Task prompt: Work out how many lines contain "Model". Reply with the count alone.

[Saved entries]
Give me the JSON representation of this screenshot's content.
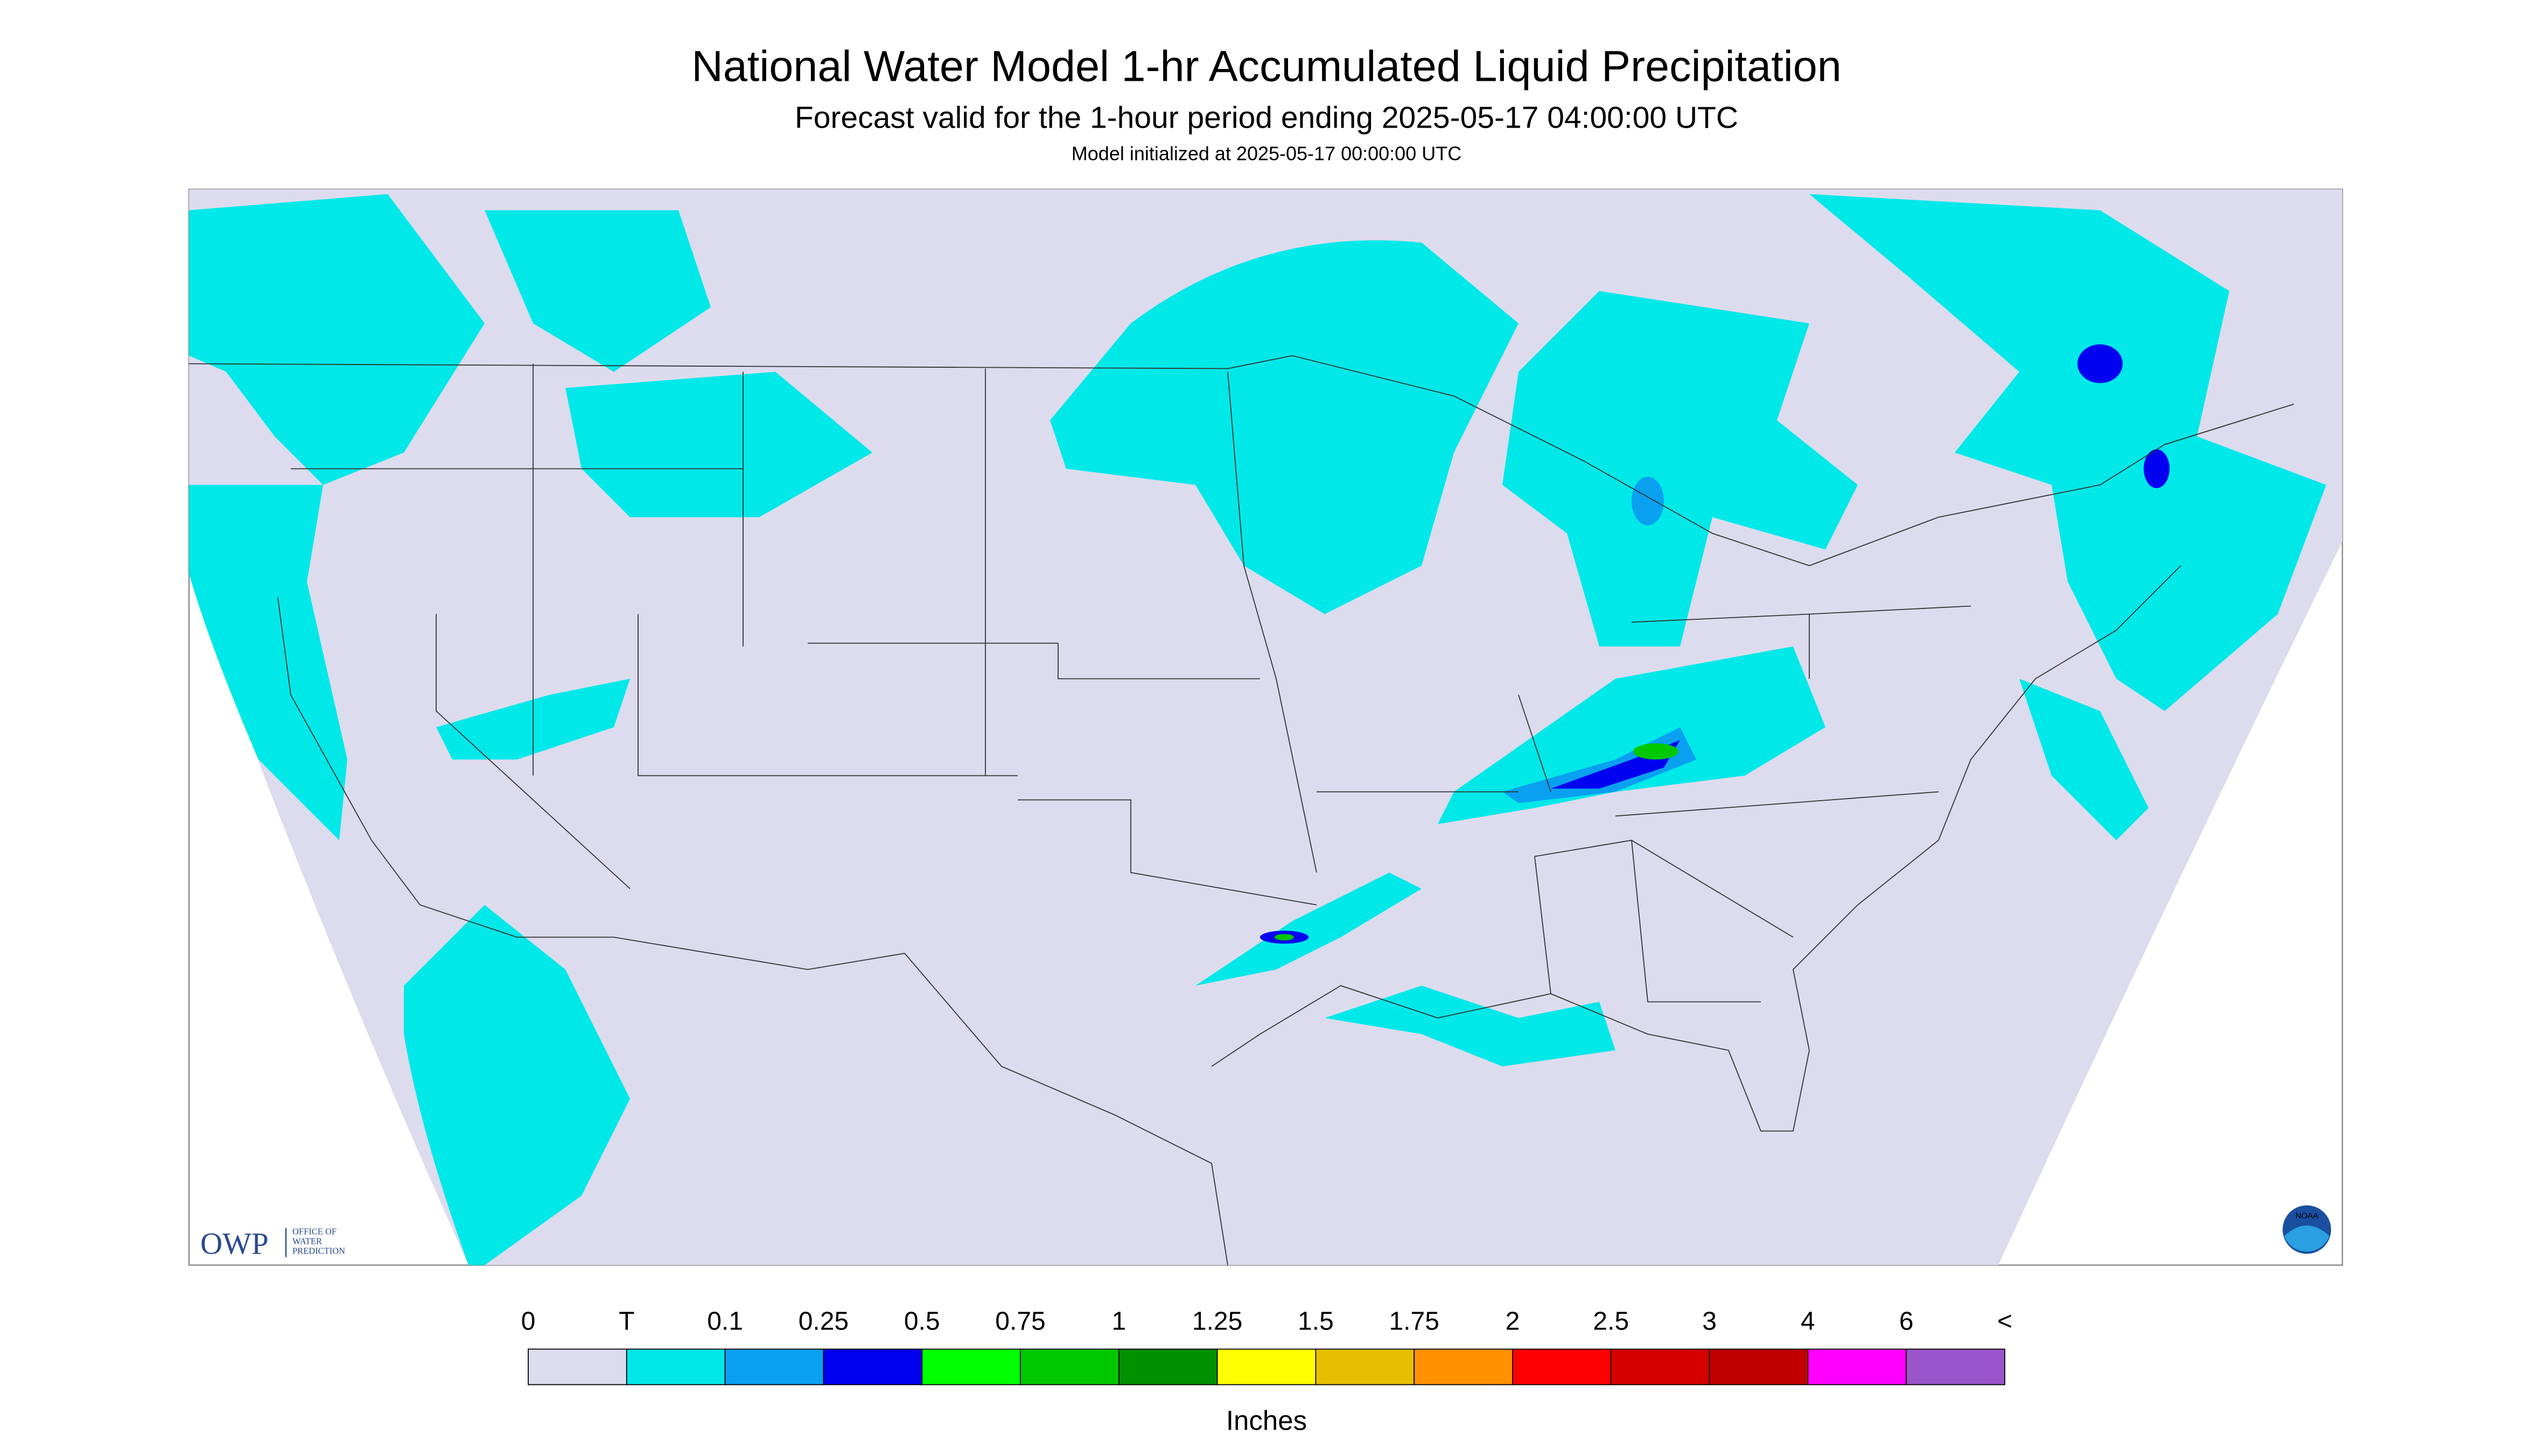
{
  "header": {
    "title": "National Water Model 1-hr Accumulated Liquid Precipitation",
    "subtitle": "Forecast valid for the 1-hour period ending 2025-05-17 04:00:00 UTC",
    "note": "Model initialized at 2025-05-17 00:00:00 UTC"
  },
  "legend": {
    "labels": [
      "0",
      "T",
      "0.1",
      "0.25",
      "0.5",
      "0.75",
      "1",
      "1.25",
      "1.5",
      "1.75",
      "2",
      "2.5",
      "3",
      "4",
      "6",
      "<"
    ],
    "colors": [
      "#dcdcee",
      "#00e8e8",
      "#0aa0f0",
      "#0000f0",
      "#00ff00",
      "#00c800",
      "#009000",
      "#ffff00",
      "#e6c000",
      "#ff9000",
      "#ff0000",
      "#d60000",
      "#c00000",
      "#ff00ff",
      "#9955c9"
    ],
    "unit": "Inches"
  },
  "logo": {
    "mark": "OWP",
    "lines": [
      "OFFICE OF",
      "WATER",
      "PREDICTION"
    ],
    "agency": "NOAA"
  }
}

Problem solution: 2